((

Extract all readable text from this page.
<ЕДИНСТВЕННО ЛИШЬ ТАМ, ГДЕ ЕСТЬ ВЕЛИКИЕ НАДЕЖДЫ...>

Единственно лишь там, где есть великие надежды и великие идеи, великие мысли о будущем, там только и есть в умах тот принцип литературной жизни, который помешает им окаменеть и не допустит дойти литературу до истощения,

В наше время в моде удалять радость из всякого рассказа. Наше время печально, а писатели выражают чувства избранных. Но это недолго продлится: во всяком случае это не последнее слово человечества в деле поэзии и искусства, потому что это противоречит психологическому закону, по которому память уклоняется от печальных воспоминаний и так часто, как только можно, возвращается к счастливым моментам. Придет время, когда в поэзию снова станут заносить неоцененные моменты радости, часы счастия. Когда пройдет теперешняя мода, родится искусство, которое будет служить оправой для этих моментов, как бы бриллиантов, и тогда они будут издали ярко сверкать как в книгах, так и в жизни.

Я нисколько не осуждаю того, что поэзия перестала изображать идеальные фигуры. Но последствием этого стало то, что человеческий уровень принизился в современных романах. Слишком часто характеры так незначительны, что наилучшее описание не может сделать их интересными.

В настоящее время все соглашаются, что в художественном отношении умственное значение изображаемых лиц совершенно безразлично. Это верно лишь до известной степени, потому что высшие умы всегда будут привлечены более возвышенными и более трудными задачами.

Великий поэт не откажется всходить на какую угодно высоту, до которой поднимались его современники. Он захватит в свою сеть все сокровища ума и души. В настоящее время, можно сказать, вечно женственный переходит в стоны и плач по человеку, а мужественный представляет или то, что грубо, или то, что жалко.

))

§ **WHAT YOU SHOULD DO**
In this exercise, repeat all entries exactly.

§ **EXPECTED ANSWER**
Extract all readable text from this page.
<ЕДИНСТВЕННО ЛИШЬ ТАМ, ГДЕ ЕСТЬ ВЕЛИКИЕ НАДЕЖДЫ...>

Единственно лишь там, где есть великие надежды и великие идеи, великие мысли о будущем, там только и есть в умах тот принцип литературной жизни, который помешает им окаменеть и не допустит дойти литературу до истощения,

В наше время в моде удалять радость из всякого рассказа. Наше время печально, а писатели выражают чувства избранных. Но это недолго продлится: во всяком случае это не последнее слово человечества в деле поэзии и искусства, потому что это противоречит психологическому закону, по которому память уклоняется от печальных воспоминаний и так часто, как только можно, возвращается к счастливым моментам. Придет время, когда в поэзию снова станут заносить неоцененные моменты радости, часы счастия. Когда пройдет теперешняя мода, родится искусство, которое будет служить оправой для этих моментов, как бы бриллиантов, и тогда они будут издали ярко сверкать как в книгах, так и в жизни.

Я нисколько не осуждаю того, что поэзия перестала изображать идеальные фигуры. Но последствием этого стало то, что человеческий уровень принизился в современных романах. Слишком часто характеры так незначительны, что наилучшее описание не может сделать их интересными.

В настоящее время все соглашаются, что в художественном отношении умственное значение изображаемых лиц совершенно безразлично. Это верно лишь до известной степени, потому что высшие умы всегда будут привлечены более возвышенными и более трудными задачами.

Великий поэт не откажется всходить на какую угодно высоту, до которой поднимались его современники. Он захватит в свою сеть все сокровища ума и души. В настоящее время, можно сказать, вечно женственный переходит в стоны и плач по человеку, а мужественный представляет или то, что грубо, или то, что жалко.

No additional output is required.